> What you have to do: The data below is to be returned in full and exactly.

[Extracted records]
-- START --
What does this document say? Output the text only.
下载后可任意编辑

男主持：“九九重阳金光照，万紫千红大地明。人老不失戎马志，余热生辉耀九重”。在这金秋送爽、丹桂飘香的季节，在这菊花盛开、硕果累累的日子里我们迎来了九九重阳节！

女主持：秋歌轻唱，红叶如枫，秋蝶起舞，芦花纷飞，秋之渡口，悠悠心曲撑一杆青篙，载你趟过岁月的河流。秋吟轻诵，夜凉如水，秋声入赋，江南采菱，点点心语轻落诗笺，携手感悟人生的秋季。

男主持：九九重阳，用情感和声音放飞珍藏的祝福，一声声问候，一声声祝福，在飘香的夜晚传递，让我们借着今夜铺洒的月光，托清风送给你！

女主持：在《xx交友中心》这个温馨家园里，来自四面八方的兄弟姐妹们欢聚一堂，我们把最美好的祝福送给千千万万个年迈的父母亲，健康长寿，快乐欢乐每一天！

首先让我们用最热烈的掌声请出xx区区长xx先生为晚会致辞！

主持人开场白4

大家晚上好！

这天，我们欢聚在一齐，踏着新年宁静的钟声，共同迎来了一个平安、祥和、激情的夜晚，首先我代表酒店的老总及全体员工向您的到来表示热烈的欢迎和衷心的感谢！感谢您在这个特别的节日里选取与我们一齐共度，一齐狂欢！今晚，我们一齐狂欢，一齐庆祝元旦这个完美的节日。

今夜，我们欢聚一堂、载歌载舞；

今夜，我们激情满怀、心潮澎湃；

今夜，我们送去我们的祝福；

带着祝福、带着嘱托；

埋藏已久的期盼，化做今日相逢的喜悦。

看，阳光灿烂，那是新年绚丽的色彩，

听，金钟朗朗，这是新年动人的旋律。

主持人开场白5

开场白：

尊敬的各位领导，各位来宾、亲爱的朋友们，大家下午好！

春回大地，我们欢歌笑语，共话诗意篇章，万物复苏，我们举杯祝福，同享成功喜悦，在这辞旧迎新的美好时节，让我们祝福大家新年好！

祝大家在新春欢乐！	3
-- END --
> Solution for this task:
What does this document say? Output the text only.
下载后可任意编辑

男主持：“九九重阳金光照，万紫千红大地明。人老不失戎马志，余热生辉耀九重”。在这金秋送爽、丹桂飘香的季节，在这菊花盛开、硕果累累的日子里我们迎来了九九重阳节！

女主持：秋歌轻唱，红叶如枫，秋蝶起舞，芦花纷飞，秋之渡口，悠悠心曲撑一杆青篙，载你趟过岁月的河流。秋吟轻诵，夜凉如水，秋声入赋，江南采菱，点点心语轻落诗笺，携手感悟人生的秋季。

男主持：九九重阳，用情感和声音放飞珍藏的祝福，一声声问候，一声声祝福，在飘香的夜晚传递，让我们借着今夜铺洒的月光，托清风送给你！

女主持：在《xx交友中心》这个温馨家园里，来自四面八方的兄弟姐妹们欢聚一堂，我们把最美好的祝福送给千千万万个年迈的父母亲，健康长寿，快乐欢乐每一天！

首先让我们用最热烈的掌声请出xx区区长xx先生为晚会致辞！

主持人开场白4

大家晚上好！

这天，我们欢聚在一齐，踏着新年宁静的钟声，共同迎来了一个平安、祥和、激情的夜晚，首先我代表酒店的老总及全体员工向您的到来表示热烈的欢迎和衷心的感谢！感谢您在这个特别的节日里选取与我们一齐共度，一齐狂欢！今晚，我们一齐狂欢，一齐庆祝元旦这个完美的节日。

今夜，我们欢聚一堂、载歌载舞；

今夜，我们激情满怀、心潮澎湃；

今夜，我们送去我们的祝福；

带着祝福、带着嘱托；

埋藏已久的期盼，化做今日相逢的喜悦。

看，阳光灿烂，那是新年绚丽的色彩，

听，金钟朗朗，这是新年动人的旋律。

主持人开场白5

开场白：

尊敬的各位领导，各位来宾、亲爱的朋友们，大家下午好！

春回大地，我们欢歌笑语，共话诗意篇章，万物复苏，我们举杯祝福，同享成功喜悦，在这辞旧迎新的美好时节，让我们祝福大家新年好！

祝大家在新春欢乐！	3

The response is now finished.